**GOAL:**
From the records below, copy every line that contains the word "marker".
** begin **
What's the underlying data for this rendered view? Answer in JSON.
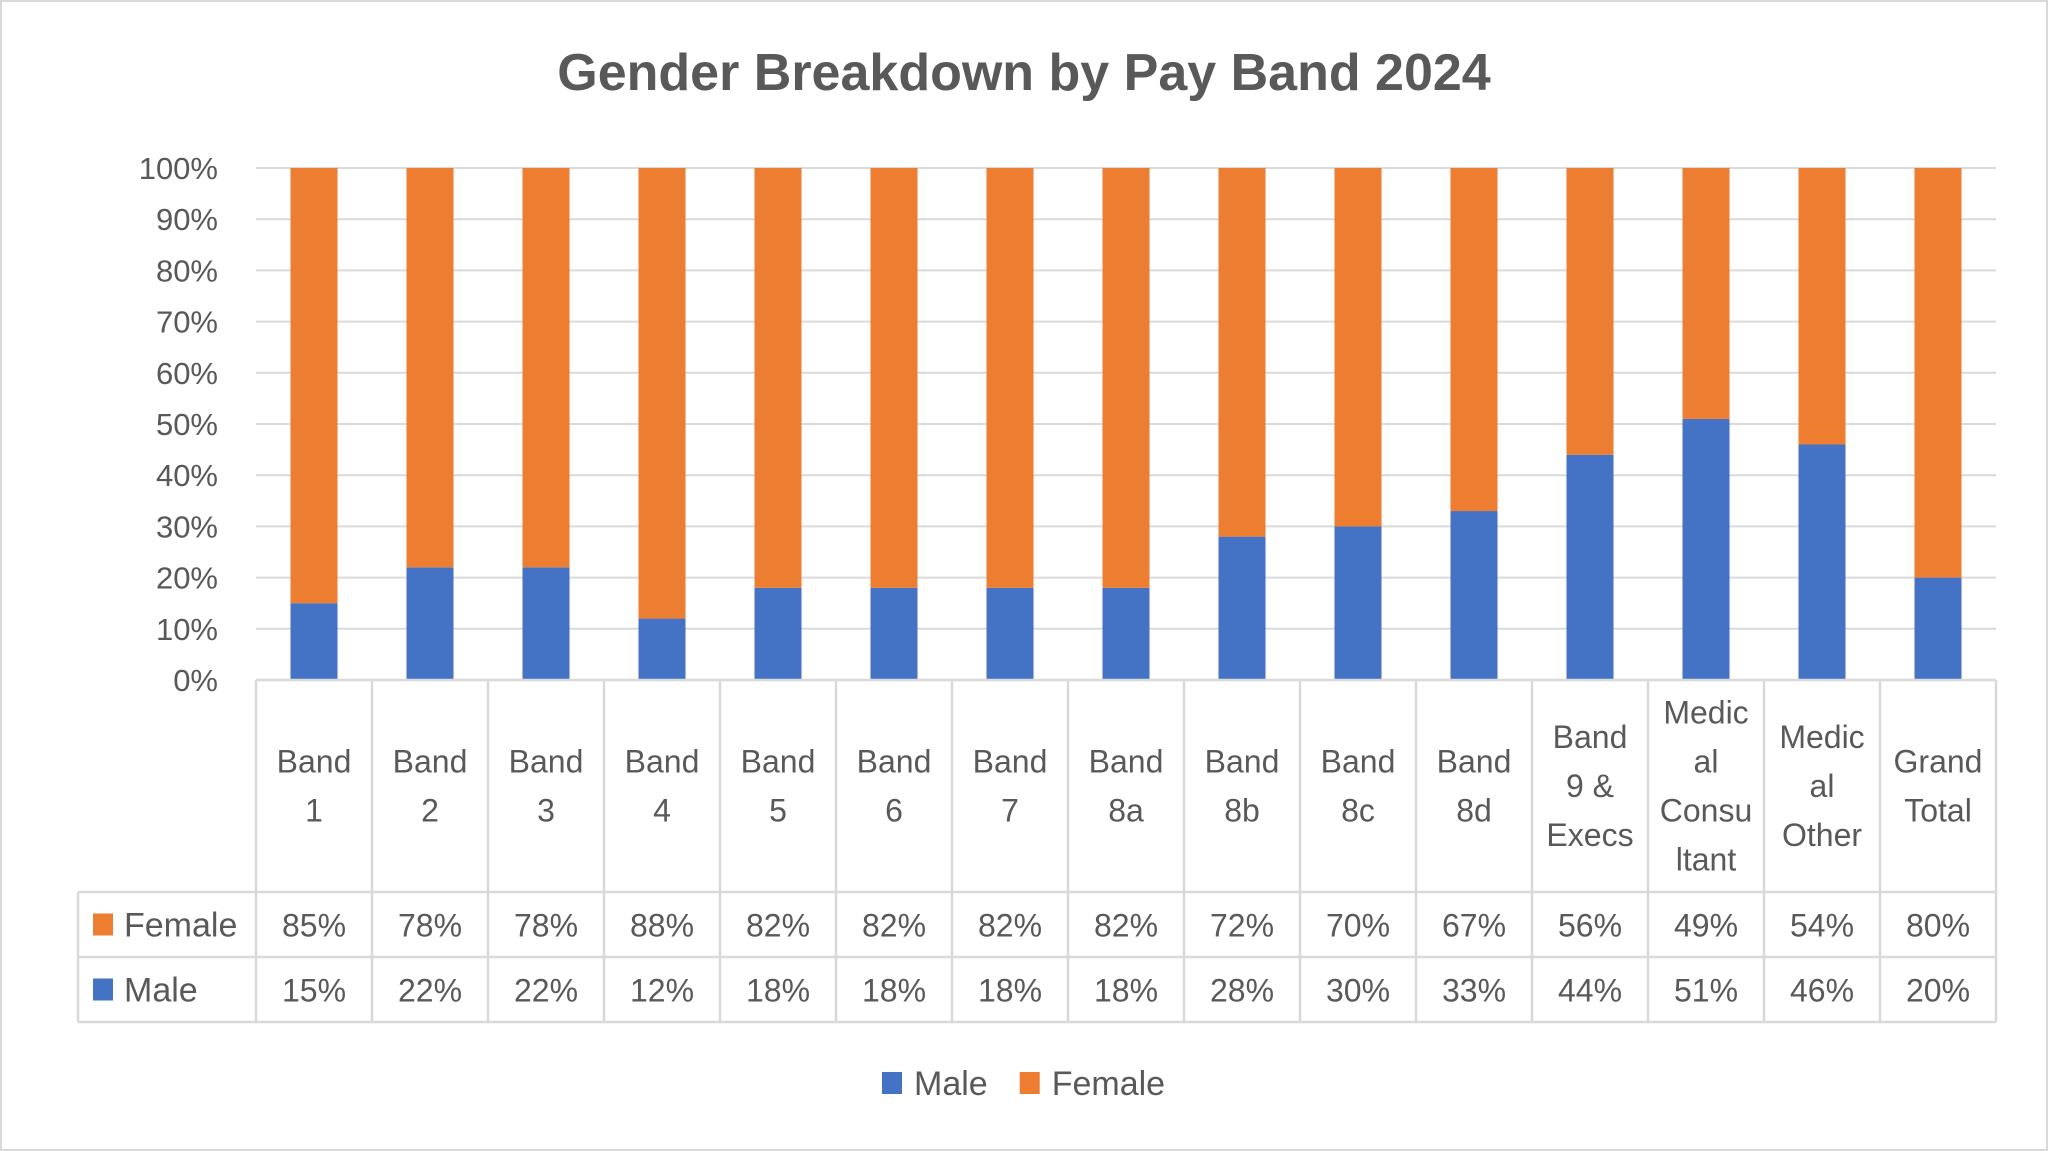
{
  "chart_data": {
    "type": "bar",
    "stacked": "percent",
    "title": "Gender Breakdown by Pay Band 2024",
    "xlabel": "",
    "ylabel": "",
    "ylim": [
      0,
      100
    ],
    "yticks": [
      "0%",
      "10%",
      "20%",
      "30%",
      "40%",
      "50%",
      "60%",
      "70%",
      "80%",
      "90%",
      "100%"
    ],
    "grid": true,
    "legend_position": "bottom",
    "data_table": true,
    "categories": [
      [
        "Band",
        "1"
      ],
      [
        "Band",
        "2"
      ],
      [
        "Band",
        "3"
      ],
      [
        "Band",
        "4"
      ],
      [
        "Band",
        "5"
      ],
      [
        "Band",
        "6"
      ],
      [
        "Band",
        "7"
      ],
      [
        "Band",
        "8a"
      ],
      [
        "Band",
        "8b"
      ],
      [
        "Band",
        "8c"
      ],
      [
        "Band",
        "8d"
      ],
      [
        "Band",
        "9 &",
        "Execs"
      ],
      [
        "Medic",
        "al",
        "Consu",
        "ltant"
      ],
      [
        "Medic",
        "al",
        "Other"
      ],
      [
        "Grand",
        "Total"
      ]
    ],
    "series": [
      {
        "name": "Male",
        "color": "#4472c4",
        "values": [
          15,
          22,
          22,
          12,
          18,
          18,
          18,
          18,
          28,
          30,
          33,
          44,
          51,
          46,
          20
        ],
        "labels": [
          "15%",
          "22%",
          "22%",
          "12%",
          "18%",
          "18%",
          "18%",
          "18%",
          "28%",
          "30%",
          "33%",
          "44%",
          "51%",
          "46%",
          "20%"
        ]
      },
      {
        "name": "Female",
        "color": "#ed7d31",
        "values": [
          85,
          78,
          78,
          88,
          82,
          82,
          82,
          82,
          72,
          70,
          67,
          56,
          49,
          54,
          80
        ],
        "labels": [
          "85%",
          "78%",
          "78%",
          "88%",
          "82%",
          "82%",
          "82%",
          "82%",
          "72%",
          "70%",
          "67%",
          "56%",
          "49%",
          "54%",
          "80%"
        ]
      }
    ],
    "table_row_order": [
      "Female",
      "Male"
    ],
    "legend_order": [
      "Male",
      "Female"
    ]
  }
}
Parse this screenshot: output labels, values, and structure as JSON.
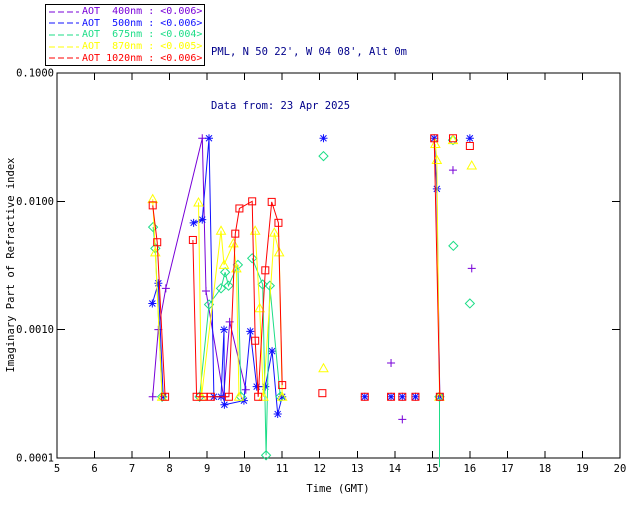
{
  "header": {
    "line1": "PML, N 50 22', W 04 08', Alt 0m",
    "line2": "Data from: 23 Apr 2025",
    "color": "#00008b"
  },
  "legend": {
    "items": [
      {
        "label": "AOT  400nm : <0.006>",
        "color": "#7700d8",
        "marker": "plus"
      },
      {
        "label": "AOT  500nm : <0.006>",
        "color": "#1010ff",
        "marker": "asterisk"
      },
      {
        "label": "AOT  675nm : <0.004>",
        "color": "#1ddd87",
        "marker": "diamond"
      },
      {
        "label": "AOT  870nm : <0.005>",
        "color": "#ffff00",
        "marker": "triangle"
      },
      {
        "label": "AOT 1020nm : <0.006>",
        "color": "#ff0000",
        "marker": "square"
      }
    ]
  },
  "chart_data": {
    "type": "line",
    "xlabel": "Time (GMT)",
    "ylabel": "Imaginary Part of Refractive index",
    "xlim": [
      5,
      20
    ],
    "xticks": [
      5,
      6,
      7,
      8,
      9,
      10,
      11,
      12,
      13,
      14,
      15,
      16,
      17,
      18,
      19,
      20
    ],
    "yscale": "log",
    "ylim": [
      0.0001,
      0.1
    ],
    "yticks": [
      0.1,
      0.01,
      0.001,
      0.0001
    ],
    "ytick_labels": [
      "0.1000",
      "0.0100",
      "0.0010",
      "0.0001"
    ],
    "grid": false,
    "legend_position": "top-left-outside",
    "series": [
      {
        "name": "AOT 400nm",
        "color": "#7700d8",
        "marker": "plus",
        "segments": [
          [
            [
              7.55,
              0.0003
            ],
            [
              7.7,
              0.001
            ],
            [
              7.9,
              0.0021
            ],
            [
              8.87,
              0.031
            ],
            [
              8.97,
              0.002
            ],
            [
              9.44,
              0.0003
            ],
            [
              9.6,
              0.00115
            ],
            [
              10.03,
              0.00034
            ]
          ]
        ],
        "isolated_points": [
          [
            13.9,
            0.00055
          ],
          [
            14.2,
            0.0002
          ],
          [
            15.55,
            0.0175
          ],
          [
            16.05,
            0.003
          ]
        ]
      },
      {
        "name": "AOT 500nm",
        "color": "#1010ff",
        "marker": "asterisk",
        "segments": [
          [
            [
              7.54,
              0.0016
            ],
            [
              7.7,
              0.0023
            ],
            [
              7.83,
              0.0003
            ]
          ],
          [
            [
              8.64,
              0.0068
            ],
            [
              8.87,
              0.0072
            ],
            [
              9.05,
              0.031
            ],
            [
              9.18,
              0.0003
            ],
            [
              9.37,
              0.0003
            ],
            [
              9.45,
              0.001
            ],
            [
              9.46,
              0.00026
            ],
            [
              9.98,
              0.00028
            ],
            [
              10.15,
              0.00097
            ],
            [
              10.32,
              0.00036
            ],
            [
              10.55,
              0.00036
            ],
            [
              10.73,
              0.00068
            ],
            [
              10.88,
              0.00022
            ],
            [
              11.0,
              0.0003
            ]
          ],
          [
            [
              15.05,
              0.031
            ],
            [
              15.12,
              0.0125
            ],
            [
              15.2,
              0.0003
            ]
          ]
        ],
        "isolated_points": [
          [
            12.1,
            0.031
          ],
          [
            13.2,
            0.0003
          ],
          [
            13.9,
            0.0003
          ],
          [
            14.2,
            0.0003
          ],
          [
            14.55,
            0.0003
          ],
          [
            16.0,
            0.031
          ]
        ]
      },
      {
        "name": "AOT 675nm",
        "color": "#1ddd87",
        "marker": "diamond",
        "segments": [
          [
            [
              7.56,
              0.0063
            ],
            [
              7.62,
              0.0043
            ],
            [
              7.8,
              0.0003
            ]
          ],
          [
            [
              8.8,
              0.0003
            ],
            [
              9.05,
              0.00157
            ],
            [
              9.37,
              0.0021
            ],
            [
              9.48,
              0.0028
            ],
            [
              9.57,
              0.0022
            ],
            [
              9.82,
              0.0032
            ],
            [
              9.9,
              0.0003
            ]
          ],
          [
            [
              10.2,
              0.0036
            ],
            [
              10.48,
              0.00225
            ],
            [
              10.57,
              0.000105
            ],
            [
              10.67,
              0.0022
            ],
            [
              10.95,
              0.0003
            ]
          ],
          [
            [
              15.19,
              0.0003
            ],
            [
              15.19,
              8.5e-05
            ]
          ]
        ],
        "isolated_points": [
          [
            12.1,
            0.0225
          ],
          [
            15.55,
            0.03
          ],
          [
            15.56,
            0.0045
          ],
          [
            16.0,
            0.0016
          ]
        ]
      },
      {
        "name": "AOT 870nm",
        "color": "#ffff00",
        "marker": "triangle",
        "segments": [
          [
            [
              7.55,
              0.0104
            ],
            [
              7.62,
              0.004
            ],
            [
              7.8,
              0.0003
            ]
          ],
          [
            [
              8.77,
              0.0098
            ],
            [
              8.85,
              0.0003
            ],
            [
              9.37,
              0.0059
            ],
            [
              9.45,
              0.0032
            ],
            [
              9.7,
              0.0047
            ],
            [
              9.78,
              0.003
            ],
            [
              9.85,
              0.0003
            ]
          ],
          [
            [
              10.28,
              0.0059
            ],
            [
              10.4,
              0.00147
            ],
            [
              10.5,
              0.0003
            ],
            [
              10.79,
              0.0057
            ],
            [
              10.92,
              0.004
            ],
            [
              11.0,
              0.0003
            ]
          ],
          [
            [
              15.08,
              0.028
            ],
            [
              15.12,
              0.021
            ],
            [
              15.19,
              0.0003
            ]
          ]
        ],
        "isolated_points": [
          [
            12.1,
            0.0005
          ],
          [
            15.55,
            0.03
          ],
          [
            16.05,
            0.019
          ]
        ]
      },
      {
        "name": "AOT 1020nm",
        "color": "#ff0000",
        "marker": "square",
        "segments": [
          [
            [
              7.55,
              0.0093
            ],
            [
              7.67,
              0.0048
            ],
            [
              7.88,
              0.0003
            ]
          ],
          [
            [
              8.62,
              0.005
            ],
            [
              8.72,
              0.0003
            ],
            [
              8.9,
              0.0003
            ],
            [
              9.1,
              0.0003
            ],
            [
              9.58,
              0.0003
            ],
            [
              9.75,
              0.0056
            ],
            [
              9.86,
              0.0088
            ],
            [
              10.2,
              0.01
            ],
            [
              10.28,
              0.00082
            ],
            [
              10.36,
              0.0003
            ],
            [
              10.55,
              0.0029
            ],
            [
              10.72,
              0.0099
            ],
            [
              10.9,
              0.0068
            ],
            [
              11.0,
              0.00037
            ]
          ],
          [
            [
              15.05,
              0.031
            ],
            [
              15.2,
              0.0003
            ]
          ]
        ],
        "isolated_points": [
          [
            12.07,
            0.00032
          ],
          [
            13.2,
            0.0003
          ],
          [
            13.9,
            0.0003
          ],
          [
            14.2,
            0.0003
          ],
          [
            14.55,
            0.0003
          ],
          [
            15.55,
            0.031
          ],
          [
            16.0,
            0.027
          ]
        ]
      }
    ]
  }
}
** end **
**REPLY:**
        "marker": "plus"
        "marker": "asterisk"
        "marker": "diamond"
        "marker": "triangle"
        "marker": "square"
        "marker": "plus",
        "marker": "asterisk",
        "marker": "diamond",
        "marker": "triangle",
        "marker": "square",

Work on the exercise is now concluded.